EXERCISE DIRECTIONS :: Below is a block of data; give all of it again word for word.

MATERIAL SHOWN ::
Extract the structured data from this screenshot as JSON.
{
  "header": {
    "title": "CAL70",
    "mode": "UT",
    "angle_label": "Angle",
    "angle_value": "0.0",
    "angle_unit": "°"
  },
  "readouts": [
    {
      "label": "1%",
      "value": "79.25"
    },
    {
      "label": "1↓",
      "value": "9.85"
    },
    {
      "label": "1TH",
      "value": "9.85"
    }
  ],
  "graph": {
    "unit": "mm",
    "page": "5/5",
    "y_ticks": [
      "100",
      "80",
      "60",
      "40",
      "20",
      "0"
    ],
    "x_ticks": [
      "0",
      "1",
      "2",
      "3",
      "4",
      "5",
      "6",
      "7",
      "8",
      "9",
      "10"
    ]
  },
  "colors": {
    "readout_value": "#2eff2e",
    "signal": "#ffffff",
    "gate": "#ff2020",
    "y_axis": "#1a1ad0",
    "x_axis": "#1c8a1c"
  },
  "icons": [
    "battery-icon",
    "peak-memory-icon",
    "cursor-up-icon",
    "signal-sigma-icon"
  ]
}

THE REPLY ::
Extract the structured data from this screenshot as JSON.
{
  "header": {
    "title": "CAL70",
    "mode": "UT",
    "angle_label": "Angle",
    "angle_value": "0.0",
    "angle_unit": "°"
  },
  "readouts": [
    {
      "label": "1%",
      "value": "79.25"
    },
    {
      "label": "1↓",
      "value": "9.85"
    },
    {
      "label": "1TH",
      "value": "9.85"
    }
  ],
  "graph": {
    "unit": "mm",
    "page": "5/5",
    "y_ticks": [
      "100",
      "80",
      "60",
      "40",
      "20",
      "0"
    ],
    "x_ticks": [
      "0",
      "1",
      "2",
      "3",
      "4",
      "5",
      "6",
      "7",
      "8",
      "9",
      "10"
    ]
  },
  "colors": {
    "readout_value": "#2eff2e",
    "signal": "#ffffff",
    "gate": "#ff2020",
    "y_axis": "#1a1ad0",
    "x_axis": "#1c8a1c"
  },
  "icons": [
    "battery-icon",
    "peak-memory-icon",
    "cursor-up-icon",
    "signal-sigma-icon"
  ]
}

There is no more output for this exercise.